Dataset content ▸
------------------------------------

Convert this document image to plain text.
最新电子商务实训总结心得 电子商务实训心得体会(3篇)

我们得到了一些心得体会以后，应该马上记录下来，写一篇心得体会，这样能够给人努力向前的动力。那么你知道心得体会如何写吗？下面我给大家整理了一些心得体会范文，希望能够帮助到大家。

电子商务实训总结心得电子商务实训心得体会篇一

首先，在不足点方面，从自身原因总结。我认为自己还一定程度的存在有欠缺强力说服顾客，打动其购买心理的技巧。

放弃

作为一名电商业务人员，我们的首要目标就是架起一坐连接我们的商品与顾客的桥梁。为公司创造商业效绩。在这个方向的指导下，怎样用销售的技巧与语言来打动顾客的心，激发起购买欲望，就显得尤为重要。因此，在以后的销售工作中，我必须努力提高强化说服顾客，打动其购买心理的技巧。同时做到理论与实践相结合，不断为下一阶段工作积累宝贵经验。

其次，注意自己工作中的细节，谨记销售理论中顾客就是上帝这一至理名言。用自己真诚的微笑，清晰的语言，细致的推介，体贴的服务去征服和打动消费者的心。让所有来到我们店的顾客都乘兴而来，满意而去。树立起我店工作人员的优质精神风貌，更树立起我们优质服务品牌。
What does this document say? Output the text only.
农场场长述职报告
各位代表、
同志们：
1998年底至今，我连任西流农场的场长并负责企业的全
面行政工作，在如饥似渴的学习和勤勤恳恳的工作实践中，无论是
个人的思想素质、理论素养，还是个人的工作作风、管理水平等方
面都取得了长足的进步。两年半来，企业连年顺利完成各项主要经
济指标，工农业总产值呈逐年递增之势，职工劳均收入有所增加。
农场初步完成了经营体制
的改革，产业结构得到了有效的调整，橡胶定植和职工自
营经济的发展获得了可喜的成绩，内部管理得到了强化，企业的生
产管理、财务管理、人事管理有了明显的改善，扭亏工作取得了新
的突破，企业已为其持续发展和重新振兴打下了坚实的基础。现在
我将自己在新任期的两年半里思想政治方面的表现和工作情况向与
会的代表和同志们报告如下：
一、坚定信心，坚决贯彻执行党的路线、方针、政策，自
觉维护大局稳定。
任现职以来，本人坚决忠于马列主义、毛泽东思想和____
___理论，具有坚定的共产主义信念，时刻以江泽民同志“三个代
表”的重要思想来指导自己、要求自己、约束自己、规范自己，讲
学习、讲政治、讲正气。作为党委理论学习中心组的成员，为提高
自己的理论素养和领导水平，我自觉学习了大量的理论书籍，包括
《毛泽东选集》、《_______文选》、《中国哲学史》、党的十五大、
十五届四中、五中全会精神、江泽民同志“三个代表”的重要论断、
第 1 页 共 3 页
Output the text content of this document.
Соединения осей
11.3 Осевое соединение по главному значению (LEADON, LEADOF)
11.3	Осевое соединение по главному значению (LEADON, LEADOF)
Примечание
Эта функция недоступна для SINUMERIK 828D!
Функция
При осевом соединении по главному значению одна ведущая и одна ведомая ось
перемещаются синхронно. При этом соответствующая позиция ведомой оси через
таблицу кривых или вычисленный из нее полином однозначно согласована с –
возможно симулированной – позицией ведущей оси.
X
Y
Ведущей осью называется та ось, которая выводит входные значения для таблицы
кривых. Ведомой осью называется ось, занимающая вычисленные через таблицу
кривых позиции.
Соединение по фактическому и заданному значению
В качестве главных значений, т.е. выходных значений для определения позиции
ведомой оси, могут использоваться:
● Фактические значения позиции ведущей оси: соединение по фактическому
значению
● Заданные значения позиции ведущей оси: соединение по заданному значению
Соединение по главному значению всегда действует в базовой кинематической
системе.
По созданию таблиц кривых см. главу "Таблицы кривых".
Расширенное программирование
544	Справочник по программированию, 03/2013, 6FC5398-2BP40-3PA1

------------------------------------

Return every line containing "через".

перемещаются синхронно. При этом соответствующая позиция ведомой оси через
кривых. Ведомой осью называется ось, занимающая вычисленные через таблицу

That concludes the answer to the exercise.